◆ **REQUIRED TASK**
Copy out the records precisely, omitting pictures.

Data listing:
★ ★ ★ ★
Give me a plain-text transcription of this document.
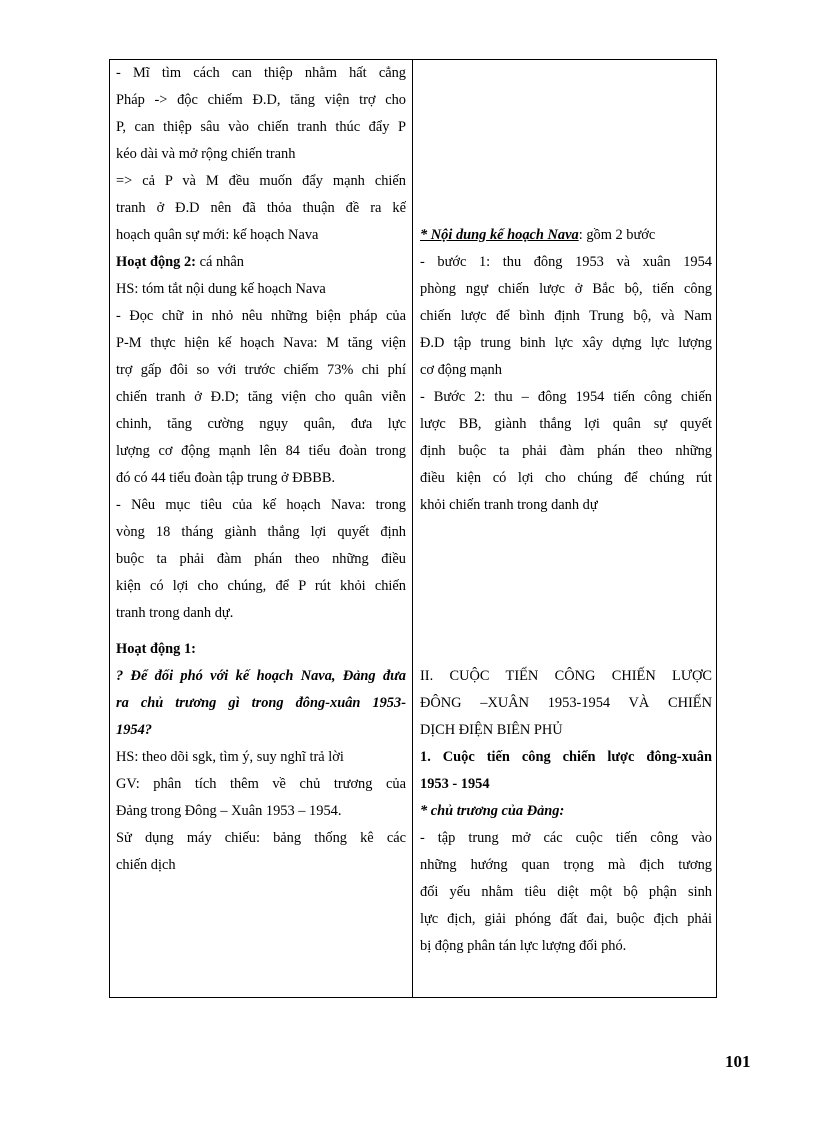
- Mĩ tìm cách can thiệp nhằm hất cẳng
Pháp -> độc chiếm Đ.D, tăng viện trợ cho
P, can thiệp sâu vào chiến tranh thúc đẩy P
kéo dài và mở rộng chiến tranh
=> cả P và M đều muốn đẩy mạnh chiến
tranh ở Đ.D nên đã thỏa thuận đề ra kế
hoạch quân sự mới: kế hoạch Nava
Hoạt động 2: cá nhân
HS: tóm tắt nội dung kế hoạch Nava
- Đọc chữ in nhỏ nêu những biện pháp của
P-M thực hiện kế hoạch Nava: M tăng viện
trợ gấp đôi so với trước chiếm 73% chi phí
chiến tranh ở Đ.D; tăng viện cho quân viễn
chinh, tăng cường ngụy quân, đưa lực
lượng cơ động mạnh lên 84 tiểu đoàn trong
đó có 44 tiểu đoàn tập trung ở ĐBBB.
- Nêu mục tiêu của kế hoạch Nava: trong
vòng 18 tháng giành thắng lợi quyết định
buộc ta phải đàm phán theo những điều
kiện có lợi cho chúng, để P rút khỏi chiến
tranh trong danh dự.
Hoạt động 1:
? Để đối phó với kế hoạch Nava, Đảng đưa
ra chủ trương gì trong đông-xuân 1953-
1954?
HS: theo dõi sgk, tìm ý, suy nghĩ trả lời
GV: phân tích thêm về chủ trương của
Đảng trong Đông – Xuân 1953 – 1954.
Sử dụng máy chiếu: bảng thống kê các
chiến dịch
* Nội dung kế hoạch Nava: gồm 2 bước
- bước 1: thu đông 1953 và xuân 1954
phòng ngự chiến lược ở Bắc bộ, tiến công
chiến lược để bình định Trung bộ, và Nam
Đ.D tập trung binh lực xây dựng lực lượng
cơ động mạnh
- Bước 2: thu – đông 1954 tiến công chiến
lược BB, giành thắng lợi quân sự quyết
định buộc ta phải đàm phán theo những
điều kiện có lợi cho chúng để chúng rút
khỏi chiến tranh trong danh dự
II. CUỘC TIẾN CÔNG CHIẾN LƯỢC
ĐÔNG –XUÂN 1953-1954 VÀ CHIẾN
DỊCH ĐIỆN BIÊN PHỦ
1. Cuộc tiến công chiến lược đông-xuân
1953 - 1954
* chủ trương của Đảng:
- tập trung mở các cuộc tiến công vào
những hướng quan trọng mà địch tương
đối yếu nhằm tiêu diệt một bộ phận sinh
lực địch, giải phóng đất đai, buộc địch phải
bị động phân tán lực lượng đối phó.
101
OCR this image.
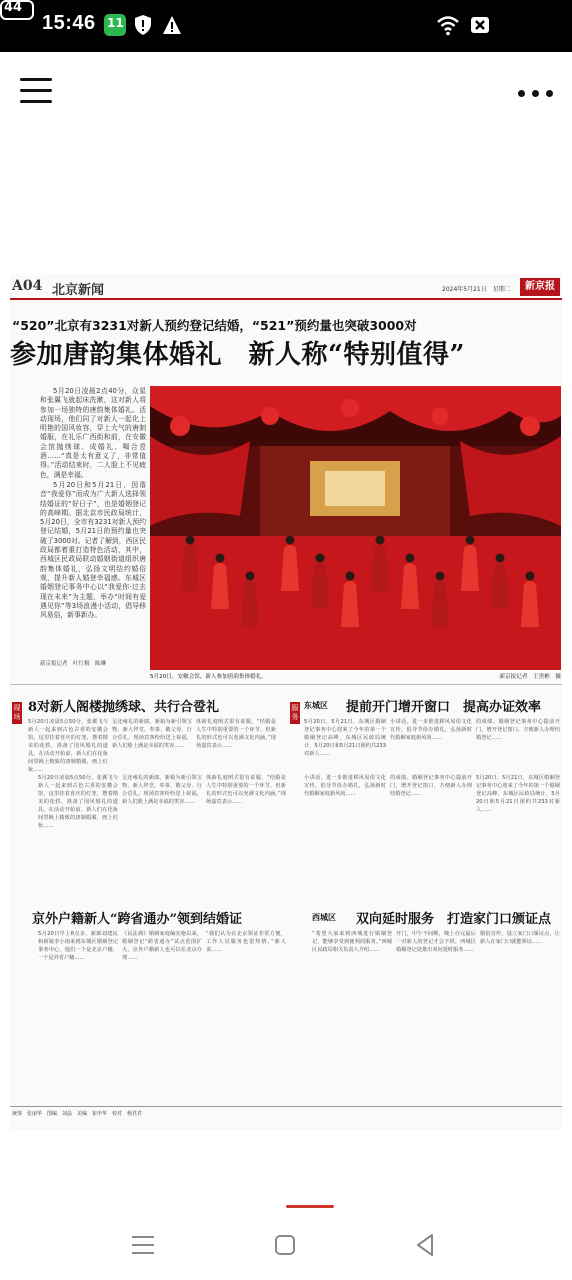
15:46 11
44
A04 北京新闻	2024年5月21日　星期二	新京报
“520”北京有3231对新人预约登记结婚，“521”预约量也突破3000对
参加唐韵集体婚礼　新人称“特别值得”

5月20日凌晨2点40分，众星和张翼飞就起床洗漱，这对新人将参加一场独特的唐韵集体婚礼。活动现场，他们同了对新人一起化上明艳的国风妆容，穿上大气的唐制婚服，在礼乐广西街和前，在安徽会馆抛绣球、成婚礼、喝合卺酒……“真是太有意义了，非常值得。”活动结束时，二人脸上不见疲色，满是幸福。

5月20日和5月21日，因谐音“我爱你”而成为广大新人选择领结婚证的“好日子”，也是婚姻登记的高峰期。据北京市民政局统计，5月20日，全市有3231对新人预约登记结婚，5月21日的预约量也突破了3000对。记者了解到，西区民政局都着重打造特色活动，其中，西城区民政局联动婚姻街道组织唐韵集体婚礼，弘扬文明结约婚俗观，提升新人婚登幸福感。东城区婚姻登记事务中心以“我爱你·过去现在未来”为主题，举办“时间有爱遇见你”等3场浪漫小活动，倡导移风易俗，新事新办。

新京报记者　叶红梅　陈琳
5月20日，安徽会馆，新人参加唐韵集体婚礼。	新京报记者　王贵彬　摄
现场
8对新人阁楼抛绣球、共行合卺礼
5月20日凌晨5点50分，张翼飞与新人一起来到古色古香的安徽会馆，这里挂着喜庆的灯笼，摆着精美的花轿，准备了国风婚礼的道具。在活动开始前，新人们在化妆间里换上精致的唐制婚服，画上红妆……
呈还雍礼的新郎，新娘为新引领宝物，新人拜堂，奉茶、敬父母、行合卺礼。现场宾客纷纷送上祝福，新人们脸上满是幸福的笑容……
体新礼庭明式很有说服，“结婚是人生中特别重要的一个环节，但新礼的形式也可以充满文化内涵。”现场嘉宾表示……
服务
东城区 提前开门增开窗口　提高办证效率
5月20日，5月21日，东城区婚姻登记事务中心迎来了今年的第一个婚姻登记高峰，东城区民政局统计，5月20日和5月21日预约共233对新人……
小讲话，进一步推进移风易俗文化宣传，倡导节俭办婚礼，弘扬新时代婚姻家庭新风尚……
的成绩。婚姻登记事务中心提前开门，增开登记窗口，方便新人办理结婚登记……
5月20日凌晨5点50分，张翼飞与新人一起来到古色古香的安徽会馆，这里挂着喜庆的灯笼，摆着精美的花轿，准备了国风婚礼的道具。在活动开始前，新人们在化妆间里换上精致的唐制婚服，画上红妆……
呈还雍礼的新郎，新娘为新引领宝物，新人拜堂，奉茶、敬父母、行合卺礼。现场宾客纷纷送上祝福，新人们脸上满是幸福的笑容……
体新礼庭明式很有说服，“结婚是人生中特别重要的一个环节，但新礼的形式也可以充满文化内涵。”现场嘉宾表示……
小讲话，进一步推进移风易俗文化宣传，倡导节俭办婚礼，弘扬新时代婚姻家庭新风尚……
的成绩。婚姻登记事务中心提前开门，增开登记窗口，方便新人办理结婚登记……
5月20日，5月21日，东城区婚姻登记事务中心迎来了今年的第一个婚姻登记高峰，东城区民政局统计，5月20日和5月21日预约共233对新人……
京外户籍新人“跨省通办”领到结婚证	西城区 双向延时服务　打造家门口颁证点
5月20日早上8点多，新郎刘建民和新娘李小雨来到东城区婚姻登记事务中心，他们一个是北京户籍，一个是外省户籍……
《民法典》婚姻家庭编实施以来，婚姻登记“跨省通办”试点范围扩大，京外户籍新人也可以在北京办理……
“我们认为在北京领证非常方便，工作人员服务也很热情。”新人说……
“希望大家来到西城进行婚姻登记，能够享受到便利的服务。”西城区民政局相关负责人介绍……
开门，中午不间断，晚上办完最后一对新人的登记才会下班。西城区婚姻登记处推出双向延时服务……
婚俗宣传，设立家门口颁证点，让新人在家门口就能领证……
统筹　张丽华　图编　刘晶　美编　崔申华　校对　杨君君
★ ★ ★ ★
◆ **THE OUTPUT**
Give me a plain-text transcription of this document.
- Mĩ tìm cách can thiệp nhằm hất cẳng
Pháp -> độc chiếm Đ.D, tăng viện trợ cho
P, can thiệp sâu vào chiến tranh thúc đẩy P
kéo dài và mở rộng chiến tranh
=> cả P và M đều muốn đẩy mạnh chiến
tranh ở Đ.D nên đã thỏa thuận đề ra kế
hoạch quân sự mới: kế hoạch Nava
Hoạt động 2: cá nhân
HS: tóm tắt nội dung kế hoạch Nava
- Đọc chữ in nhỏ nêu những biện pháp của
P-M thực hiện kế hoạch Nava: M tăng viện
trợ gấp đôi so với trước chiếm 73% chi phí
chiến tranh ở Đ.D; tăng viện cho quân viễn
chinh, tăng cường ngụy quân, đưa lực
lượng cơ động mạnh lên 84 tiểu đoàn trong
đó có 44 tiểu đoàn tập trung ở ĐBBB.
- Nêu mục tiêu của kế hoạch Nava: trong
vòng 18 tháng giành thắng lợi quyết định
buộc ta phải đàm phán theo những điều
kiện có lợi cho chúng, để P rút khỏi chiến
tranh trong danh dự.
Hoạt động 1:
? Để đối phó với kế hoạch Nava, Đảng đưa
ra chủ trương gì trong đông-xuân 1953-
1954?
HS: theo dõi sgk, tìm ý, suy nghĩ trả lời
GV: phân tích thêm về chủ trương của
Đảng trong Đông – Xuân 1953 – 1954.
Sử dụng máy chiếu: bảng thống kê các
chiến dịch
* Nội dung kế hoạch Nava: gồm 2 bước
- bước 1: thu đông 1953 và xuân 1954
phòng ngự chiến lược ở Bắc bộ, tiến công
chiến lược để bình định Trung bộ, và Nam
Đ.D tập trung binh lực xây dựng lực lượng
cơ động mạnh
- Bước 2: thu – đông 1954 tiến công chiến
lược BB, giành thắng lợi quân sự quyết
định buộc ta phải đàm phán theo những
điều kiện có lợi cho chúng để chúng rút
khỏi chiến tranh trong danh dự
II. CUỘC TIẾN CÔNG CHIẾN LƯỢC
ĐÔNG –XUÂN 1953-1954 VÀ CHIẾN
DỊCH ĐIỆN BIÊN PHỦ
1. Cuộc tiến công chiến lược đông-xuân
1953 - 1954
* chủ trương của Đảng:
- tập trung mở các cuộc tiến công vào
những hướng quan trọng mà địch tương
đối yếu nhằm tiêu diệt một bộ phận sinh
lực địch, giải phóng đất đai, buộc địch phải
bị động phân tán lực lượng đối phó.
101
OCR this image.
15:46 11
44
A04 北京新闻	2024年5月21日　星期二	新京报
“520”北京有3231对新人预约登记结婚，“521”预约量也突破3000对
参加唐韵集体婚礼　新人称“特别值得”

5月20日凌晨2点40分，众星和张翼飞就起床洗漱，这对新人将参加一场独特的唐韵集体婚礼。活动现场，他们同了对新人一起化上明艳的国风妆容，穿上大气的唐制婚服，在礼乐广西街和前，在安徽会馆抛绣球、成婚礼、喝合卺酒……“真是太有意义了，非常值得。”活动结束时，二人脸上不见疲色，满是幸福。

5月20日和5月21日，因谐音“我爱你”而成为广大新人选择领结婚证的“好日子”，也是婚姻登记的高峰期。据北京市民政局统计，5月20日，全市有3231对新人预约登记结婚，5月21日的预约量也突破了3000对。记者了解到，西区民政局都着重打造特色活动，其中，西城区民政局联动婚姻街道组织唐韵集体婚礼，弘扬文明结约婚俗观，提升新人婚登幸福感。东城区婚姻登记事务中心以“我爱你·过去现在未来”为主题，举办“时间有爱遇见你”等3场浪漫小活动，倡导移风易俗，新事新办。

新京报记者　叶红梅　陈琳
5月20日，安徽会馆，新人参加唐韵集体婚礼。	新京报记者　王贵彬　摄
现场
8对新人阁楼抛绣球、共行合卺礼
5月20日凌晨5点50分，张翼飞与新人一起来到古色古香的安徽会馆，这里挂着喜庆的灯笼，摆着精美的花轿，准备了国风婚礼的道具。在活动开始前，新人们在化妆间里换上精致的唐制婚服，画上红妆……
呈还雍礼的新郎，新娘为新引领宝物，新人拜堂，奉茶、敬父母、行合卺礼。现场宾客纷纷送上祝福，新人们脸上满是幸福的笑容……
体新礼庭明式很有说服，“结婚是人生中特别重要的一个环节，但新礼的形式也可以充满文化内涵。”现场嘉宾表示……
服务
东城区 提前开门增开窗口　提高办证效率
5月20日，5月21日，东城区婚姻登记事务中心迎来了今年的第一个婚姻登记高峰，东城区民政局统计，5月20日和5月21日预约共233对新人……
小讲话，进一步推进移风易俗文化宣传，倡导节俭办婚礼，弘扬新时代婚姻家庭新风尚……
的成绩。婚姻登记事务中心提前开门，增开登记窗口，方便新人办理结婚登记……
5月20日凌晨5点50分，张翼飞与新人一起来到古色古香的安徽会馆，这里挂着喜庆的灯笼，摆着精美的花轿，准备了国风婚礼的道具。在活动开始前，新人们在化妆间里换上精致的唐制婚服，画上红妆……
呈还雍礼的新郎，新娘为新引领宝物，新人拜堂，奉茶、敬父母、行合卺礼。现场宾客纷纷送上祝福，新人们脸上满是幸福的笑容……
体新礼庭明式很有说服，“结婚是人生中特别重要的一个环节，但新礼的形式也可以充满文化内涵。”现场嘉宾表示……
小讲话，进一步推进移风易俗文化宣传，倡导节俭办婚礼，弘扬新时代婚姻家庭新风尚……
的成绩。婚姻登记事务中心提前开门，增开登记窗口，方便新人办理结婚登记……
5月20日，5月21日，东城区婚姻登记事务中心迎来了今年的第一个婚姻登记高峰，东城区民政局统计，5月20日和5月21日预约共233对新人……
京外户籍新人“跨省通办”领到结婚证	西城区 双向延时服务　打造家门口颁证点
5月20日早上8点多，新郎刘建民和新娘李小雨来到东城区婚姻登记事务中心，他们一个是北京户籍，一个是外省户籍……
《民法典》婚姻家庭编实施以来，婚姻登记“跨省通办”试点范围扩大，京外户籍新人也可以在北京办理……
“我们认为在北京领证非常方便，工作人员服务也很热情。”新人说……
“希望大家来到西城进行婚姻登记，能够享受到便利的服务。”西城区民政局相关负责人介绍……
开门，中午不间断，晚上办完最后一对新人的登记才会下班。西城区婚姻登记处推出双向延时服务……
婚俗宣传，设立家门口颁证点，让新人在家门口就能领证……
统筹　张丽华　图编　刘晶　美编　崔申华　校对　杨君君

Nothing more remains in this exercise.